>> Start EXTRACT PROVIDED
Task 2: Once you have a list of strings for each line, you will write a function convert_row_type
that takes one list of elements (representing the data for one student) as a parameter and
converts it so that all numbers are converted to floats. Make sure not to lose any information
when you do this conversion!
Example:
Input: [“1300″,”3.61″,”10″,”7″,”95″,”86″,”91″,”94”]
Return value: [1300.0,3.61,10.0,7.0,95.0,86.0,91.0,94.0]
Task 3: in main, once you’ve called convert_row_type on the list representing one row, call the
provided check_row_type. If this function returns False, print out an error message. Ensure that
none of the rows in your data return False when passed to this function.
Task 4: separate your data. Use list slicing or while loops to separate your list (which should
contain 8 numbers at this point) into two lists: one that contains the student’s SAT, GPA, Interest,
and High School Quality scores, and one that contains their 4 semester grades.
You’ll do
Problems 2 – 5 with the first list of 4 numbers and Problem 6 with the list of grades.
Problem 2: Prospective Student Score (10 points)
Task 1: Write a function calculate_score that takes a list as a parameter and calculates an
overall score for each student based on the following weights: 40% GPA, 30% SAT, 20%
strength of curriculum, 10% demonstrated interest. The list parameter will contain all of the
relevant information about the student. The return value is the student’s calculated score.
To make this work, you will also need to normalize both GPA and SAT so that they are also on a
0 to 10 scale. To do this, multiply the GPA by 2, and divide the SAT score by 160.
Example:
Input: [1300.0,3.61,10.0,7.0]
which represents a student with a 1300 SAT score, a 3.61 GPA, 10 out of 10 for interest and 7
out of 10 for high school quality
((3.61 * 2) * 0.4) + ((1300 / 160) * 0.3) + (10 * 0.1) + (7 * 0.2) = 7.73 out of 10
Output: 7.73
Round each output score to 2 decimal points.
>> End EXTRACT PROVIDED
>> Start SUPPLIED ENTRIES
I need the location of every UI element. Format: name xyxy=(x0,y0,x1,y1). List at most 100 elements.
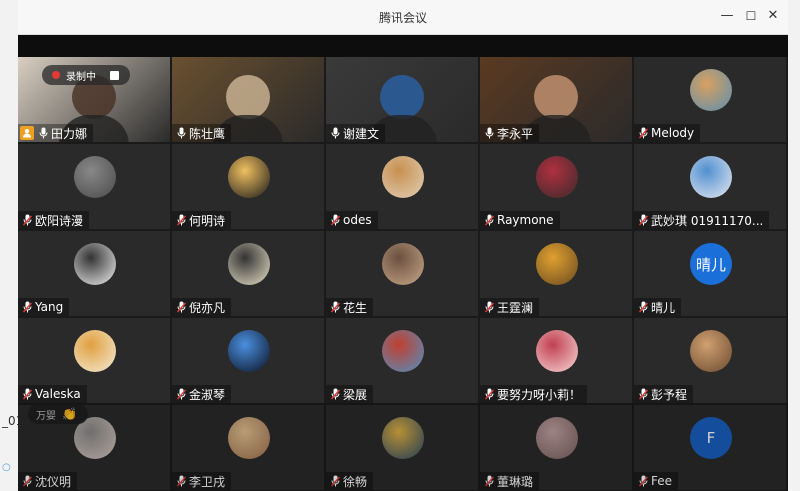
participant-name: 倪亦凡 xyxy=(189,300,226,315)
avatar-initial: 晴儿 xyxy=(695,255,726,274)
avatar xyxy=(690,330,732,372)
name-bar: 沈仪明 xyxy=(18,472,78,490)
participant-tile[interactable]: 彭予程 xyxy=(634,318,786,403)
microphone-muted-icon xyxy=(637,300,649,314)
name-bar: Yang xyxy=(18,298,70,316)
participant-tile[interactable]: 李永平 xyxy=(480,57,632,142)
name-bar: 要努力呀小莉！ xyxy=(480,385,588,403)
stop-icon[interactable] xyxy=(110,70,119,80)
avatar xyxy=(228,243,270,285)
participant-tile[interactable]: 梁展 xyxy=(326,318,478,403)
participant-tile[interactable]: 谢建文 xyxy=(326,57,478,142)
avatar xyxy=(382,156,424,198)
participant-tile[interactable]: 董琳璐 xyxy=(480,405,632,490)
name-bar: 欧阳诗漫 xyxy=(18,211,90,229)
avatar xyxy=(74,243,116,285)
microphone-muted-icon xyxy=(175,300,187,314)
recording-badge[interactable]: 录制中 xyxy=(42,65,130,85)
microphone-muted-icon xyxy=(637,213,649,227)
name-bar: 倪亦凡 xyxy=(172,298,232,316)
participant-name: Fee xyxy=(651,474,673,488)
right-window-edge xyxy=(788,0,800,491)
avatar-initial: F xyxy=(706,429,716,447)
name-bar: 晴儿 xyxy=(634,298,682,316)
microphone-muted-icon xyxy=(329,474,341,488)
participant-tile[interactable]: Raymone xyxy=(480,144,632,229)
name-bar: 田力娜 xyxy=(18,124,94,142)
microphone-muted-icon xyxy=(637,387,649,401)
participant-name: odes xyxy=(343,213,372,227)
microphone-muted-icon xyxy=(483,300,495,314)
avatar xyxy=(382,330,424,372)
microphone-muted-icon xyxy=(21,474,33,488)
participant-tile[interactable]: 花生 xyxy=(326,231,478,316)
name-bar: 董琳璐 xyxy=(480,472,540,490)
participant-name: 谢建文 xyxy=(343,126,380,141)
participant-tile[interactable]: 倪亦凡 xyxy=(172,231,324,316)
microphone-muted-icon xyxy=(483,387,495,401)
name-bar: 谢建文 xyxy=(326,124,386,142)
participant-name: 董琳璐 xyxy=(497,474,534,489)
avatar xyxy=(228,330,270,372)
participant-name: Yang xyxy=(35,300,64,314)
name-bar: 彭予程 xyxy=(634,385,694,403)
participant-name: 田力娜 xyxy=(51,126,88,141)
reaction-toast: 万婴 👏 xyxy=(28,404,88,424)
participant-tile[interactable]: 徐畅 xyxy=(326,405,478,490)
reaction-sender: 万婴 xyxy=(36,410,56,422)
avatar xyxy=(228,417,270,459)
participant-tile[interactable]: 要努力呀小莉！ xyxy=(480,318,632,403)
avatar xyxy=(536,243,578,285)
participant-tile[interactable]: Melody xyxy=(634,57,786,142)
avatar: F xyxy=(690,417,732,459)
minimize-button[interactable]: — xyxy=(718,7,736,25)
name-bar: Melody xyxy=(634,124,701,142)
name-bar: 花生 xyxy=(326,298,374,316)
name-bar: 徐畅 xyxy=(326,472,374,490)
participant-tile[interactable]: Yang xyxy=(18,231,170,316)
participant-tile[interactable]: 李卫戌 xyxy=(172,405,324,490)
name-bar: 李卫戌 xyxy=(172,472,232,490)
name-bar: Raymone xyxy=(480,211,560,229)
participant-name: 彭予程 xyxy=(651,387,688,402)
name-bar: Valeska xyxy=(18,385,87,403)
microphone-muted-icon xyxy=(21,300,33,314)
microphone-muted-icon xyxy=(637,474,649,488)
avatar xyxy=(690,69,732,111)
title-bar: 腾讯会议 — ☐ ✕ xyxy=(18,0,788,35)
participant-name: 何明诗 xyxy=(189,213,226,228)
participant-name: 武妙琪 01911170... xyxy=(651,213,764,228)
name-bar: odes xyxy=(326,211,378,229)
participant-tile[interactable]: 陈壮鹰 xyxy=(172,57,324,142)
participant-tile[interactable]: 金淑琴 xyxy=(172,318,324,403)
microphone-muted-icon xyxy=(483,213,495,227)
participant-tile[interactable]: 录制中田力娜 xyxy=(18,57,170,142)
microphone-icon xyxy=(483,126,495,140)
participant-tile[interactable]: 欧阳诗漫 xyxy=(18,144,170,229)
participant-tile[interactable]: 王霆澜 xyxy=(480,231,632,316)
participant-tile[interactable]: 何明诗 xyxy=(172,144,324,229)
participant-name: 王霆澜 xyxy=(497,300,534,315)
microphone-icon xyxy=(37,126,49,140)
participant-name: Melody xyxy=(651,126,695,140)
participant-name: Valeska xyxy=(35,387,81,401)
name-bar: Fee xyxy=(634,472,679,490)
participant-tile[interactable]: odes xyxy=(326,144,478,229)
participant-name: 欧阳诗漫 xyxy=(35,213,84,228)
maximize-button[interactable]: ☐ xyxy=(742,7,760,25)
host-icon xyxy=(20,126,34,140)
avatar xyxy=(536,330,578,372)
microphone-muted-icon xyxy=(21,387,33,401)
clap-icon: 👏 xyxy=(62,407,77,421)
participant-tile[interactable]: 武妙琪 01911170... xyxy=(634,144,786,229)
participant-tile[interactable]: 晴儿 晴儿 xyxy=(634,231,786,316)
close-button[interactable]: ✕ xyxy=(764,7,782,25)
participant-grid: 录制中 田力娜 陈壮鹰 谢建文 李永平 Melody 欧阳诗漫 何明诗 odes Raymone 武… xyxy=(18,57,788,491)
participant-tile[interactable]: F Fee xyxy=(634,405,786,490)
participant-name: Raymone xyxy=(497,213,554,227)
name-bar: 李永平 xyxy=(480,124,540,142)
participant-tile[interactable]: Valeska xyxy=(18,318,170,403)
microphone-icon xyxy=(329,126,341,140)
avatar xyxy=(536,156,578,198)
participant-name: 李永平 xyxy=(497,126,534,141)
>> End SUPPLIED ENTRIES
● **EXERCISES TO COMPLETE**:
a - Copy the stretch of the assignment text from "Task 4: separate" through "Score (10 points)", renaming "list slicing" to "index slicing".
b - Return the layout records from the line containing "participant-name: 倪亦凡 xyxy=(189,300,226,315)" through the line containing "participant-tile[interactable]: 李永平 xyxy=(480,57,632,142)", unchanged.

● **ANSWERS IN ORDER**:
a -
Task 4: separate your data. Use index slicing or while loops to separate your list (which should
contain 8 numbers at this point) into two lists: one that contains the student’s SAT, GPA, Interest,
and High School Quality scores, and one that contains their 4 semester grades.
You’ll do
Problems 2 – 5 with the first list of 4 numbers and Problem 6 with the list of grades.
Problem 2: Prospective Student Score (10 points)

b -
participant-name: 倪亦凡 xyxy=(189,300,226,315)
avatar-initial: 晴儿 xyxy=(695,255,726,274)
avatar xyxy=(690,330,732,372)
name-bar: 沈仪明 xyxy=(18,472,78,490)
participant-tile[interactable]: 彭予程 xyxy=(634,318,786,403)
microphone-muted-icon xyxy=(637,300,649,314)
name-bar: Yang xyxy=(18,298,70,316)
participant-tile[interactable]: 李永平 xyxy=(480,57,632,142)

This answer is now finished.